** start of ENTRIES **

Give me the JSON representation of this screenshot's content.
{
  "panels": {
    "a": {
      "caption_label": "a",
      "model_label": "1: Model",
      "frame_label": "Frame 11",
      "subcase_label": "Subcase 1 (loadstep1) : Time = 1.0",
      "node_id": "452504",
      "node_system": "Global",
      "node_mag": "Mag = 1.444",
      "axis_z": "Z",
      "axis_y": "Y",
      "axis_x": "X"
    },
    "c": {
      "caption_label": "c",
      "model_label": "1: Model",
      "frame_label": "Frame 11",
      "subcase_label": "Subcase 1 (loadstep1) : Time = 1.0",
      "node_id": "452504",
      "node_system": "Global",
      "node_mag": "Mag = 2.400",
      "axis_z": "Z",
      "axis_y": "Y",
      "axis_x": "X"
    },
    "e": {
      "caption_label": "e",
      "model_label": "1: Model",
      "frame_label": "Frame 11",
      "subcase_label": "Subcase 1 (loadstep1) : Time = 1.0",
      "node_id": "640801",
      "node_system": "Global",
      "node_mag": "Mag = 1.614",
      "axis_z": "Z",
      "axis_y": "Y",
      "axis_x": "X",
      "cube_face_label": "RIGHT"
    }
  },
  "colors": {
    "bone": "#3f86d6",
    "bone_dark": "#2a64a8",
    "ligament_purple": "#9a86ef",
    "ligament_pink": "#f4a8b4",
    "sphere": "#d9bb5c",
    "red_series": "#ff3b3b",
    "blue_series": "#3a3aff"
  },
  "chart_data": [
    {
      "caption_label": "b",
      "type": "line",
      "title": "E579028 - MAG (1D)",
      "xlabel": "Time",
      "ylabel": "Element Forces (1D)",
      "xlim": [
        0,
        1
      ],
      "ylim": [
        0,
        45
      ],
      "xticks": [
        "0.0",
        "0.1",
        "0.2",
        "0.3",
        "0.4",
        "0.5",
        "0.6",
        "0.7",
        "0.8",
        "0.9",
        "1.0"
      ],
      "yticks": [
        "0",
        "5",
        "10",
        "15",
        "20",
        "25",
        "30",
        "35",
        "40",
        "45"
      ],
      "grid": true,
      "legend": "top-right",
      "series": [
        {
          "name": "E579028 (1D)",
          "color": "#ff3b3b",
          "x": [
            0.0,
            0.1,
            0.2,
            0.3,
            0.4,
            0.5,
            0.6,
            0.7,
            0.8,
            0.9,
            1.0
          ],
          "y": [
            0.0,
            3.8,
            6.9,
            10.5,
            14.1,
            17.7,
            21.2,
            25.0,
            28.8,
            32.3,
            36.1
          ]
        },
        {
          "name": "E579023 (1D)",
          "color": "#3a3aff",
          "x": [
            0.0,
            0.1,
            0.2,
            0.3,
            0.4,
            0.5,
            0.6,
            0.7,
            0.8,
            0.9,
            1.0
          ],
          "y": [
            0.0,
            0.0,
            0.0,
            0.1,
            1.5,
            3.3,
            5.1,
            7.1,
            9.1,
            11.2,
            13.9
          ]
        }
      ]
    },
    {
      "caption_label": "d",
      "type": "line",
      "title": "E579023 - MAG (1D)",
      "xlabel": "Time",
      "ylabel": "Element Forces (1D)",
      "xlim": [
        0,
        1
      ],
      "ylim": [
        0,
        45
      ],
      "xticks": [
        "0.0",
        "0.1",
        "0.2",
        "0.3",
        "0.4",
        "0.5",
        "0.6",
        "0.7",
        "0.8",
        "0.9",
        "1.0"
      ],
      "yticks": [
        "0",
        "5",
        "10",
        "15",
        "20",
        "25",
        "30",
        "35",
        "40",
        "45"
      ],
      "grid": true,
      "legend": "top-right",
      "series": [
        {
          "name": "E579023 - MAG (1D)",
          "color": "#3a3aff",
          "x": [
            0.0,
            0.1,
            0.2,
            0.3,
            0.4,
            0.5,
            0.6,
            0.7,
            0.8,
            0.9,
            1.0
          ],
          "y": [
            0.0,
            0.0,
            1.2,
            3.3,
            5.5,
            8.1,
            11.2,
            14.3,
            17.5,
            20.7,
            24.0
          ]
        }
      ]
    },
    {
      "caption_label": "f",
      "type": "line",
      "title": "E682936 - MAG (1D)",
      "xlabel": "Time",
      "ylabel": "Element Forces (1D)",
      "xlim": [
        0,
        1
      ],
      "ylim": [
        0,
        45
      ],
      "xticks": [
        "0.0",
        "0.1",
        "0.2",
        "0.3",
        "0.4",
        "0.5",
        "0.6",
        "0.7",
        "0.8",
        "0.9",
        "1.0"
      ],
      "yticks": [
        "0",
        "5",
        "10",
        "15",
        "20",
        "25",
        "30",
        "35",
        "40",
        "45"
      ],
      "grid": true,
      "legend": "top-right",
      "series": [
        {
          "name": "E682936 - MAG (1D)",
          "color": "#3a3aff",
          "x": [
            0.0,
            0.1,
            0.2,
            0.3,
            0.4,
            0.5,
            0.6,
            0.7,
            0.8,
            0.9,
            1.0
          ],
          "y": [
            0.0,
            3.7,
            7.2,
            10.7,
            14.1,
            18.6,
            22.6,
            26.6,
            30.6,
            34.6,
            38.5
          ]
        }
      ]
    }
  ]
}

** end of ENTRIES **

■ **OBJECTIVE**: Gather up every line in the data above that contains the word "name", copying each one.

■ **COMPLETE RESPONSE**:
          "name": "E579028 (1D)",
          "name": "E579023 (1D)",
          "name": "E579023 - MAG (1D)",
          "name": "E682936 - MAG (1D)",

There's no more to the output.